> [Exercise]:
Report the number of lines containing "arrow", with no other words.

> [Data provided]:
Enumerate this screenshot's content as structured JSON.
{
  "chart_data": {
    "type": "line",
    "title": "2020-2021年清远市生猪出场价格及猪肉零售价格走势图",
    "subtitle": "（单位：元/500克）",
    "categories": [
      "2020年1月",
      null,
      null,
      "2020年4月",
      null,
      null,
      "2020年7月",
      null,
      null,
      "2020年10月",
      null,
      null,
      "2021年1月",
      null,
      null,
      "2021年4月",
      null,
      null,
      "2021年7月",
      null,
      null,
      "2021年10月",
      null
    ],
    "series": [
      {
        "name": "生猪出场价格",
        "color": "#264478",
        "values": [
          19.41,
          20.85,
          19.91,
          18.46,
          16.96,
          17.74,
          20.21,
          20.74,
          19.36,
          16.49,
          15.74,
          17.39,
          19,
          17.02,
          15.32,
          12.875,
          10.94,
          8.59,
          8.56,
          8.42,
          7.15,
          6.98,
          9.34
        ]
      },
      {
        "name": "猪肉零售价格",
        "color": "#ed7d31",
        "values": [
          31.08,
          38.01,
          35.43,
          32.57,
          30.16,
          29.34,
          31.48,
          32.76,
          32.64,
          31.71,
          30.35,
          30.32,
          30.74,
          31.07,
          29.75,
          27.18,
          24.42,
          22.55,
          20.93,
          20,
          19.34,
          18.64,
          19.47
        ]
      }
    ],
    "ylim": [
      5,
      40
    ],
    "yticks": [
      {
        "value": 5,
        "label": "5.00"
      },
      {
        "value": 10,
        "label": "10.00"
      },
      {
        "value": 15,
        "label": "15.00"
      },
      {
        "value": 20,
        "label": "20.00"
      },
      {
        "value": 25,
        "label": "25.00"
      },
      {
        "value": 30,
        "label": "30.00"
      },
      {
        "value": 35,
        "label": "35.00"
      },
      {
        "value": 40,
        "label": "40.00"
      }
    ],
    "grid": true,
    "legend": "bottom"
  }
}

---

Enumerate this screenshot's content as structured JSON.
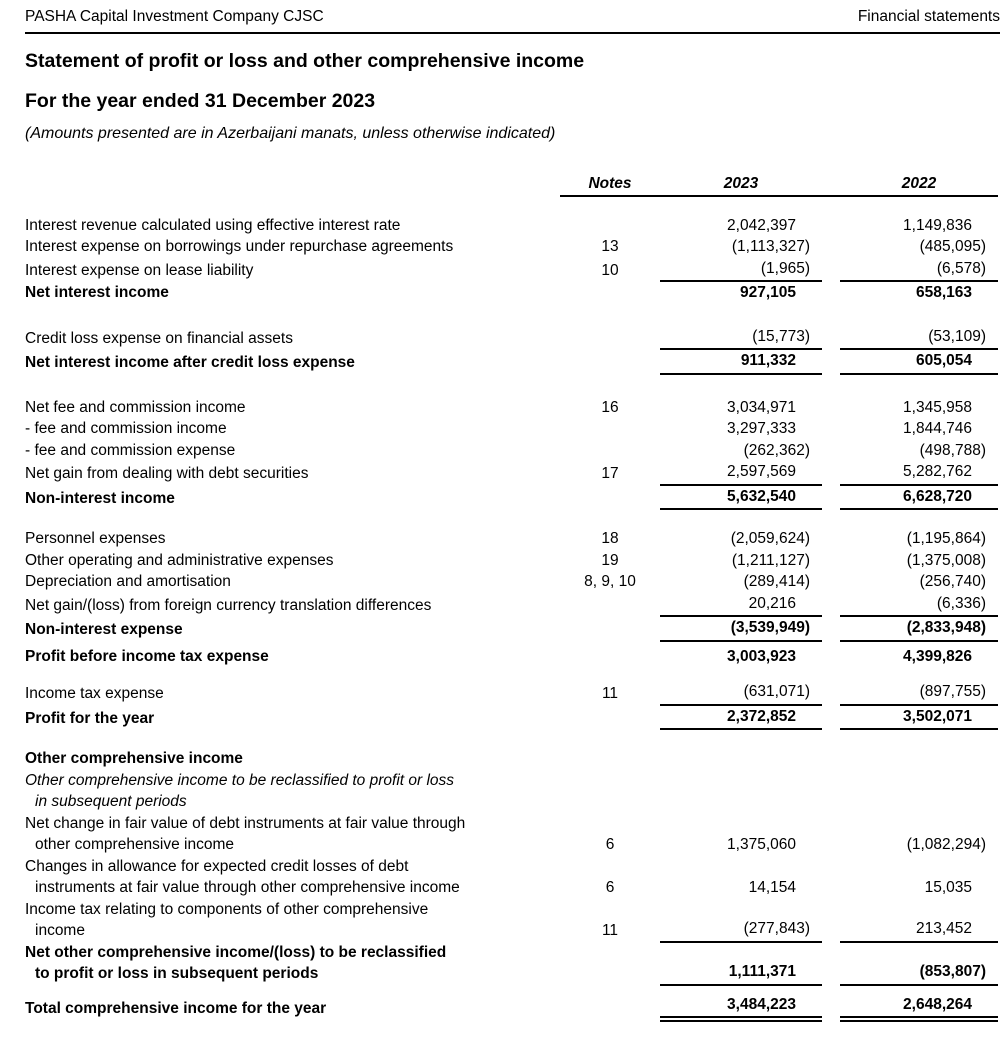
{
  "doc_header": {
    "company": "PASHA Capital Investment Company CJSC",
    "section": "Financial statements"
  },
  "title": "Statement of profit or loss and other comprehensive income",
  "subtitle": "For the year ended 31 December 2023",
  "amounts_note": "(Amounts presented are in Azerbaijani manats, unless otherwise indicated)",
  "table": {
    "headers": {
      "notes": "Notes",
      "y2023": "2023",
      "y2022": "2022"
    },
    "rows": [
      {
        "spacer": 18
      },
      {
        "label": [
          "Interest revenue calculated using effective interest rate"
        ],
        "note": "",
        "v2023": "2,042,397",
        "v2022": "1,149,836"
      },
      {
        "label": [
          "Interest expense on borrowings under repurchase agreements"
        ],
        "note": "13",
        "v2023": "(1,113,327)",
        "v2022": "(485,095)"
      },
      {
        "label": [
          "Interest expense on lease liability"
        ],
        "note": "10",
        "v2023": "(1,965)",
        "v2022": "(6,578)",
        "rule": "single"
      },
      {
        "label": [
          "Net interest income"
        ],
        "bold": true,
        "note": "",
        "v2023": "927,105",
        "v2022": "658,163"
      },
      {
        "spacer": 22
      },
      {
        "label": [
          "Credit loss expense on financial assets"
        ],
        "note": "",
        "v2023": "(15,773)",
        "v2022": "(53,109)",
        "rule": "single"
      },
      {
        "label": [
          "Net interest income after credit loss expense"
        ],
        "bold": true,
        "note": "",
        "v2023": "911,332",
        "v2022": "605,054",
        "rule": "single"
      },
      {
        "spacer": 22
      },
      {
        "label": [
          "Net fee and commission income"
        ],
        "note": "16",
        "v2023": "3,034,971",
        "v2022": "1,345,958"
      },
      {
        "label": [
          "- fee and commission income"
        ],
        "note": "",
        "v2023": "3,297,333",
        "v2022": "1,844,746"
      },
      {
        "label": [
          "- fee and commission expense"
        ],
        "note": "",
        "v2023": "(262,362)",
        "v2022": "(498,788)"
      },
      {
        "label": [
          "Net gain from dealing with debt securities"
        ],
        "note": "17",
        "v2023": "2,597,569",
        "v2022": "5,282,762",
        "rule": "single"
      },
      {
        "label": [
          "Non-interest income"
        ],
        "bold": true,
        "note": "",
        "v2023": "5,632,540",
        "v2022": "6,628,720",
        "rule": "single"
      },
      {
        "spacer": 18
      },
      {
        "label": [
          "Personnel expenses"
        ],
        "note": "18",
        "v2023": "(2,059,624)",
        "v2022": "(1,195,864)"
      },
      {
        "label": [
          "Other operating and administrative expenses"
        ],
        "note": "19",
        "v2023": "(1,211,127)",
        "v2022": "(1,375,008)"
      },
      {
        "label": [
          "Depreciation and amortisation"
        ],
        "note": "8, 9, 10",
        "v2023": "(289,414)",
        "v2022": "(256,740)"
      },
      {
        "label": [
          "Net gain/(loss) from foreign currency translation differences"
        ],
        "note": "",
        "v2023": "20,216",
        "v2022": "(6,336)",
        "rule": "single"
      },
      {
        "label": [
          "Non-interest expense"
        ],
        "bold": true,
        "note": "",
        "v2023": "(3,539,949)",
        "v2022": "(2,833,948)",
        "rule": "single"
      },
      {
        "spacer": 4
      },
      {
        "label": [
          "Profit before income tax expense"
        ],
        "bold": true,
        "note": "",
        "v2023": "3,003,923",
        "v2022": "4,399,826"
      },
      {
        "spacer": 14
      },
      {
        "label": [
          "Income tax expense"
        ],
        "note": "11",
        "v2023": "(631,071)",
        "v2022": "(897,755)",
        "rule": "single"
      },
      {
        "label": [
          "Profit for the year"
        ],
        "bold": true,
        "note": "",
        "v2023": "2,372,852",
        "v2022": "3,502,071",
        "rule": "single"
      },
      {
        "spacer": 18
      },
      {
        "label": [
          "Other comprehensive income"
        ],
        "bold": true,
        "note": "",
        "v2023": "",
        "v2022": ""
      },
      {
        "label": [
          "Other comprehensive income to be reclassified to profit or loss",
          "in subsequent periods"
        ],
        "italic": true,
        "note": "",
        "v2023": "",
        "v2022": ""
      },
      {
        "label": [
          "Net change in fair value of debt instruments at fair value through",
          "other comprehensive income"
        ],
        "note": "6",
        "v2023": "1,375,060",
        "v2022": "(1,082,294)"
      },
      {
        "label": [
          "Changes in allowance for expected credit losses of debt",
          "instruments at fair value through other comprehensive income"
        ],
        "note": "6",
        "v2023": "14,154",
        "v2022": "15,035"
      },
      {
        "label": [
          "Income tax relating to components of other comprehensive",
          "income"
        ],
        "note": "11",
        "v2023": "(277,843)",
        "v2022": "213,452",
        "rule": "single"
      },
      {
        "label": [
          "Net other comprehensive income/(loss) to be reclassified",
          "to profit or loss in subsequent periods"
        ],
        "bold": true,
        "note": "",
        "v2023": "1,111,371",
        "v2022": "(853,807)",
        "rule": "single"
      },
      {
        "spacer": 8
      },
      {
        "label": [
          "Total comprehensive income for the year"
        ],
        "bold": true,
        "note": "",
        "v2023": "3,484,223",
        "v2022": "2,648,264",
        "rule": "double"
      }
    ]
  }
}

---

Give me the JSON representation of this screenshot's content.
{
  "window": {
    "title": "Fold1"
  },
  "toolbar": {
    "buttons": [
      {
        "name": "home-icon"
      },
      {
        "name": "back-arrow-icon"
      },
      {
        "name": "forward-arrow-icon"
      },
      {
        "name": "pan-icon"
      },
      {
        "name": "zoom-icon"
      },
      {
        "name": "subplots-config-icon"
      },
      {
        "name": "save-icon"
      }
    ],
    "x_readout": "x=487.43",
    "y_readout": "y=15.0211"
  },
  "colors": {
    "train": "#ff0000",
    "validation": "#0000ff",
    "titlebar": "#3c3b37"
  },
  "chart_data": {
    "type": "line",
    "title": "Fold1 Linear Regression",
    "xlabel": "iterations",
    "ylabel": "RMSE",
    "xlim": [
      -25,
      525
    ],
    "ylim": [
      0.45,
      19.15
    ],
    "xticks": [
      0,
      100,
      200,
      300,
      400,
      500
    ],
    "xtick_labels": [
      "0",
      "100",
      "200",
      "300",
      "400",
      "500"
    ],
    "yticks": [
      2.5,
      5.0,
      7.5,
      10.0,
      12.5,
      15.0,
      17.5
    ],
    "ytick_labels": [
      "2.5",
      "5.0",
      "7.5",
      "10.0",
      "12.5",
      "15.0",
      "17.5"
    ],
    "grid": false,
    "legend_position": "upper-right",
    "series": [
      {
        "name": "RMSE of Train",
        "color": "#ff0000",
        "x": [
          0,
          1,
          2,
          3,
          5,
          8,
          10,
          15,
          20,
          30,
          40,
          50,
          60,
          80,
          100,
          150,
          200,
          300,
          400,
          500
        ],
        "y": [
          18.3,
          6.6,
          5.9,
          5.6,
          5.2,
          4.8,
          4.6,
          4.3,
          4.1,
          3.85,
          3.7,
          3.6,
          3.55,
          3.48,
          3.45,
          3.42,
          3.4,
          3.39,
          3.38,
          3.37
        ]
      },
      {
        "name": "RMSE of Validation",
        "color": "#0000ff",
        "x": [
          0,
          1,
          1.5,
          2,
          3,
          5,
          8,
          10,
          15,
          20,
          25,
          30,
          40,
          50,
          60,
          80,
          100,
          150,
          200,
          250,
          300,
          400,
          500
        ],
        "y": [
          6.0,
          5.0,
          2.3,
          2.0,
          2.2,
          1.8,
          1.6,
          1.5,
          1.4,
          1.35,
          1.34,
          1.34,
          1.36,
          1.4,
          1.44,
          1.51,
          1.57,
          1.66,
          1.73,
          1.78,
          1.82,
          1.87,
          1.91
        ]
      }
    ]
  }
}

> [Reply to the task]:
2